SET TASK
Write out every single entry exactly.

Collection entries
▼

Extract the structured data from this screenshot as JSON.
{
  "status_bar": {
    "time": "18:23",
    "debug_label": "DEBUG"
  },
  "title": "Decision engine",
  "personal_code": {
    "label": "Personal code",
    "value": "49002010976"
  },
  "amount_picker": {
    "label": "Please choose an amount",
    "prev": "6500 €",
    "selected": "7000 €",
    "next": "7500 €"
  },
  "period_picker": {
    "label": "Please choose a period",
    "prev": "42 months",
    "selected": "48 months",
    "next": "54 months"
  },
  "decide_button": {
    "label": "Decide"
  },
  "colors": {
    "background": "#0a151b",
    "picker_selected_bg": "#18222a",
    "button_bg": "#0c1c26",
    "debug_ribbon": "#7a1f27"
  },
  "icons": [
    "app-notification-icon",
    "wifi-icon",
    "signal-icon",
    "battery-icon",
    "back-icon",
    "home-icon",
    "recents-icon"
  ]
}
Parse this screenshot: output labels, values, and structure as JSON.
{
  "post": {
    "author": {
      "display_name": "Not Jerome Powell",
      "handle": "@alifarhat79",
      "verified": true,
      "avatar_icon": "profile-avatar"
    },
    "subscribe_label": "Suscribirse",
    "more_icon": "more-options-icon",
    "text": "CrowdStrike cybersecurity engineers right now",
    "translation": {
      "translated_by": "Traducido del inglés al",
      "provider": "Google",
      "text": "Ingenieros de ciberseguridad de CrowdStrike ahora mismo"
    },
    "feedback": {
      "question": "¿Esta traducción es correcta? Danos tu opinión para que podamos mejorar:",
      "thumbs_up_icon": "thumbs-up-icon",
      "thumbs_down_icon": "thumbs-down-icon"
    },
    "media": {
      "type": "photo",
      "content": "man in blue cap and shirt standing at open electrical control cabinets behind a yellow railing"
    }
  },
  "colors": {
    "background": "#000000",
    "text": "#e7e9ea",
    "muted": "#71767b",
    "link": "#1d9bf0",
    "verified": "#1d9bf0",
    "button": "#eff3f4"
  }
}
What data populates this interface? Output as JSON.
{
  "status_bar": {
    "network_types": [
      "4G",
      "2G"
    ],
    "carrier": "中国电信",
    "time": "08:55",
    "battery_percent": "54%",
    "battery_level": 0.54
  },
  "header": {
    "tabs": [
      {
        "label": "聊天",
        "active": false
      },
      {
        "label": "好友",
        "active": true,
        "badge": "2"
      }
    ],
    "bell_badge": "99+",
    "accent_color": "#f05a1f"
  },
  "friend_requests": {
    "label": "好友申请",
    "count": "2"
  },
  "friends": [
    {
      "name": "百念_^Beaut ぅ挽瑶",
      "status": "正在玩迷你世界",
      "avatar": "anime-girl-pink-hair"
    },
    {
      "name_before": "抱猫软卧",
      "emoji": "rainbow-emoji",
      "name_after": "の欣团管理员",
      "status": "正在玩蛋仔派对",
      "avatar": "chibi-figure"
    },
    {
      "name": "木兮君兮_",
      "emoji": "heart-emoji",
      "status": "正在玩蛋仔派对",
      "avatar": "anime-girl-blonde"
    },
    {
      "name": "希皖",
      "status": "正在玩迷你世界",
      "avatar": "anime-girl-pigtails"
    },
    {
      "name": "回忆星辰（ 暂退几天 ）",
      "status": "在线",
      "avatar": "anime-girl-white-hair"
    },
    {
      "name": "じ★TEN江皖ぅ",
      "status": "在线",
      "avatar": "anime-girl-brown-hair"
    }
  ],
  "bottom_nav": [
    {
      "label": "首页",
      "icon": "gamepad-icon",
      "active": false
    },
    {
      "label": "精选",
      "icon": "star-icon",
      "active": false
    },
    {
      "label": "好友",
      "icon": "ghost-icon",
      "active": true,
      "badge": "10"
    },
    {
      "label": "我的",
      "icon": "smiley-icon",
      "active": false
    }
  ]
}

▲

EXERCISE ANSWER
Extract the structured data from this screenshot as JSON.
{
  "status_bar": {
    "time": "18:23",
    "debug_label": "DEBUG"
  },
  "title": "Decision engine",
  "personal_code": {
    "label": "Personal code",
    "value": "49002010976"
  },
  "amount_picker": {
    "label": "Please choose an amount",
    "prev": "6500 €",
    "selected": "7000 €",
    "next": "7500 €"
  },
  "period_picker": {
    "label": "Please choose a period",
    "prev": "42 months",
    "selected": "48 months",
    "next": "54 months"
  },
  "decide_button": {
    "label": "Decide"
  },
  "colors": {
    "background": "#0a151b",
    "picker_selected_bg": "#18222a",
    "button_bg": "#0c1c26",
    "debug_ribbon": "#7a1f27"
  },
  "icons": [
    "app-notification-icon",
    "wifi-icon",
    "signal-icon",
    "battery-icon",
    "back-icon",
    "home-icon",
    "recents-icon"
  ]
}
Parse this screenshot: output labels, values, and structure as JSON.
{
  "post": {
    "author": {
      "display_name": "Not Jerome Powell",
      "handle": "@alifarhat79",
      "verified": true,
      "avatar_icon": "profile-avatar"
    },
    "subscribe_label": "Suscribirse",
    "more_icon": "more-options-icon",
    "text": "CrowdStrike cybersecurity engineers right now",
    "translation": {
      "translated_by": "Traducido del inglés al",
      "provider": "Google",
      "text": "Ingenieros de ciberseguridad de CrowdStrike ahora mismo"
    },
    "feedback": {
      "question": "¿Esta traducción es correcta? Danos tu opinión para que podamos mejorar:",
      "thumbs_up_icon": "thumbs-up-icon",
      "thumbs_down_icon": "thumbs-down-icon"
    },
    "media": {
      "type": "photo",
      "content": "man in blue cap and shirt standing at open electrical control cabinets behind a yellow railing"
    }
  },
  "colors": {
    "background": "#000000",
    "text": "#e7e9ea",
    "muted": "#71767b",
    "link": "#1d9bf0",
    "verified": "#1d9bf0",
    "button": "#eff3f4"
  }
}
What data populates this interface? Output as JSON.
{
  "status_bar": {
    "network_types": [
      "4G",
      "2G"
    ],
    "carrier": "中国电信",
    "time": "08:55",
    "battery_percent": "54%",
    "battery_level": 0.54
  },
  "header": {
    "tabs": [
      {
        "label": "聊天",
        "active": false
      },
      {
        "label": "好友",
        "active": true,
        "badge": "2"
      }
    ],
    "bell_badge": "99+",
    "accent_color": "#f05a1f"
  },
  "friend_requests": {
    "label": "好友申请",
    "count": "2"
  },
  "friends": [
    {
      "name": "百念_^Beaut ぅ挽瑶",
      "status": "正在玩迷你世界",
      "avatar": "anime-girl-pink-hair"
    },
    {
      "name_before": "抱猫软卧",
      "emoji": "rainbow-emoji",
      "name_after": "の欣团管理员",
      "status": "正在玩蛋仔派对",
      "avatar": "chibi-figure"
    },
    {
      "name": "木兮君兮_",
      "emoji": "heart-emoji",
      "status": "正在玩蛋仔派对",
      "avatar": "anime-girl-blonde"
    },
    {
      "name": "希皖",
      "status": "正在玩迷你世界",
      "avatar": "anime-girl-pigtails"
    },
    {
      "name": "回忆星辰（ 暂退几天 ）",
      "status": "在线",
      "avatar": "anime-girl-white-hair"
    },
    {
      "name": "じ★TEN江皖ぅ",
      "status": "在线",
      "avatar": "anime-girl-brown-hair"
    }
  ],
  "bottom_nav": [
    {
      "label": "首页",
      "icon": "gamepad-icon",
      "active": false
    },
    {
      "label": "精选",
      "icon": "star-icon",
      "active": false
    },
    {
      "label": "好友",
      "icon": "ghost-icon",
      "active": true,
      "badge": "10"
    },
    {
      "label": "我的",
      "icon": "smiley-icon",
      "active": false
    }
  ]
}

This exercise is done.